▶ Arbeitsauftrag 1:
Wer entwarf laut der Opernkritik Bühnenbild und Kostüme für die Bayreuther Neuinszenierung des „Lohengrin“?
▶ Arbeitsauftrag 2:
Welche Dinge auf der Bühne stellen laut der Opernkritik einen Bezug zur Elektrizität her? Nenne alle.

▶ Ausgangstext:
_____

Farbe blau in allen Nuancen

26.07.2018 | Oper

Piotr Beczala
Ganz der Elektriker: Piotr Beczala als Lohengrin. Copyright: Bayreuther Festspiele/ Enrico Nawrath

Bayreuth Festspielhaus – Münster denkmalgeschütztes Kino Schloßtheater

 Lohengrin – Premiere zeitversetzt am 25. Juli 2018 – Farbe blau in allen Nuancen

 Es waren  u.a. jüngst Georg Baselitz für die Oper München  und vor einigen Jahrzehnten Ernst Fuchs für die Oper Hamburg oder auch  rosalie schon  für die Bayreuther Festspiele, die als  anerkannte und  finanziell erfolgreiche Maler  für eine Opernaufführung das Bühnenbild schufen. Dabei bestand die Gefahr, daß zwar eindrucksvolle Bilder, aber keine Bühnenräume für eine Handlung mit Massenszenen entstanden.  Dies galt nicht für die Eheleute Neo Rauch & Rosa Loy, die  bei den Bayreuther Festspielen für die Neuinszenierung von Wagners „romantischer Oper“ „Lohengrin“  Bühnenbild und Kostüme entwarfen. 

Auffällig war aber zunächst die Verwendung der Farbe blau in allen möglichen Helligkeits-Nuancen sowohl für die Zwischenvorhänge, das Bühnenbild, die der grossen Zeit der niederländischen Malerei entfernt nachempfundenen Kostüme dies sogar bis hin zu den Haarfarben. Nicht ganz verständlich waren eine Art Flügel wie von Fliegen als Kronmantel für König Heinrich und später für Lohengrin, natürlich auch in hellem  „Rauch“ – Blau. (Zitat Katharina Wagner) Ausnahme blieb die von innen in grellem Orange gehaltene Hochzeitskemenate – eine Art Trafo-Station.

Die paßt zu einem weiteren wichtigen Element der Inszenierung, nämlich der Verbindung Lohengrins offenbar zu einer elektrischen Kraftzentrale. So tauchten zum glücklicherweise farblich nur ganz dezent begleiteten Vorspiel Überlandleitungen auf. Als Thronsitz König Heinrichs dienten elektrische Spulen. Der Palast des ersten und die Münster-Kirche im zweiten Akt zeigten über dem Eingangstor  Warnzeichen für elektrische Spannung, die  bei Lohengrins Ankunft aus den „Lüften“ mittels einer Art Drohne statt Schwan aufblitzten. Auch Lohengrins Schwert hatte die Form eines solchen Spannungs-Warnzeichens. Sein Kampf mit Telramund fand nach star-wars-Art  überirdisch statt. Vor dem Sonnenaufgang im dritten Akt leuchteten die Spitzen einiger Hellebarden der Krieger natürlich auch in Hellblau, was angesichts der noch dunklen Bühne starke märchenhafte Wirkung  hinterließ. (Licht Reinhard Traub)

_____

Zeilen aus einem Layout-Datensatz
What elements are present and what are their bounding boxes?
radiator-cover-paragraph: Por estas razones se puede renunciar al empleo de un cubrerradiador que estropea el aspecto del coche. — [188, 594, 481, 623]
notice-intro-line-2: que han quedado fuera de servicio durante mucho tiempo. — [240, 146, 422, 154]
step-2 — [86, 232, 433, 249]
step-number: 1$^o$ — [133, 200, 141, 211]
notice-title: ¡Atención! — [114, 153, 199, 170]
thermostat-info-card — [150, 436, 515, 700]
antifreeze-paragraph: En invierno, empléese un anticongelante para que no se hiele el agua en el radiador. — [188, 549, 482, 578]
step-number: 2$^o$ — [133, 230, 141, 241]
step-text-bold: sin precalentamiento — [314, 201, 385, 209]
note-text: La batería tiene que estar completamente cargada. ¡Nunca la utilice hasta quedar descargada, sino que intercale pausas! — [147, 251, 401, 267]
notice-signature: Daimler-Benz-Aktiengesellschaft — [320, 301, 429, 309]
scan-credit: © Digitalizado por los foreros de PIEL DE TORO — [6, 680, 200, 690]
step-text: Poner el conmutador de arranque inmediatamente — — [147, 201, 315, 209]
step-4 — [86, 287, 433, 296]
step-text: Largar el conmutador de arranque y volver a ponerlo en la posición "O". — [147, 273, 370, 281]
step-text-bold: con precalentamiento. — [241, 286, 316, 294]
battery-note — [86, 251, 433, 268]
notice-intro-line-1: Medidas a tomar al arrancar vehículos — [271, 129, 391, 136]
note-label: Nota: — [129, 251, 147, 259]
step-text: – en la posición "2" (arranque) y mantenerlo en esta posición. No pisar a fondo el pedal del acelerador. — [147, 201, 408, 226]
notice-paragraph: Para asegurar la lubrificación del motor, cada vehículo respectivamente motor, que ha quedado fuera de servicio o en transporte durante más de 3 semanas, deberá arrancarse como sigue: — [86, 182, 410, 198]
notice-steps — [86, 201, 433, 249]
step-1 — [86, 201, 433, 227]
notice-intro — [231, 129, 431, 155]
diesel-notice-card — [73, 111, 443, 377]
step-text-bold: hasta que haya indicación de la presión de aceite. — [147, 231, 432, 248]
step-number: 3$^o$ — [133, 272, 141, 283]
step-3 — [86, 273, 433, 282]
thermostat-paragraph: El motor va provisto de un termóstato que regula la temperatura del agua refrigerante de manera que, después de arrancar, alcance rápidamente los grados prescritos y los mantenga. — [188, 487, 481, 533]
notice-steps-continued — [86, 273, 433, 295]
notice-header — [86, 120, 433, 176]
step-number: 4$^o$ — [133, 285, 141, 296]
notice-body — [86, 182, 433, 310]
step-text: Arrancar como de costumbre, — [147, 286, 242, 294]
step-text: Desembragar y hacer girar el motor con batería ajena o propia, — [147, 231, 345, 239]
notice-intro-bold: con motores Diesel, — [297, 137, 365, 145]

_____

▶ Lösung 1:
Das Ehepaar Neo Rauch und Rosa Loy.

▶ Lösung 2:
- Überlandleitungen während des Vorspiels
- elektrische Spulen als Thronsitz König Heinrichs
- Warnzeichen für elektrische Spannung über dem Eingangstor von Palast und Münster-Kirche
- Lohengrins Schwert in Form eines Spannungs-Warnzeichens
- die Hochzeitskemenate als eine Art Trafo-Station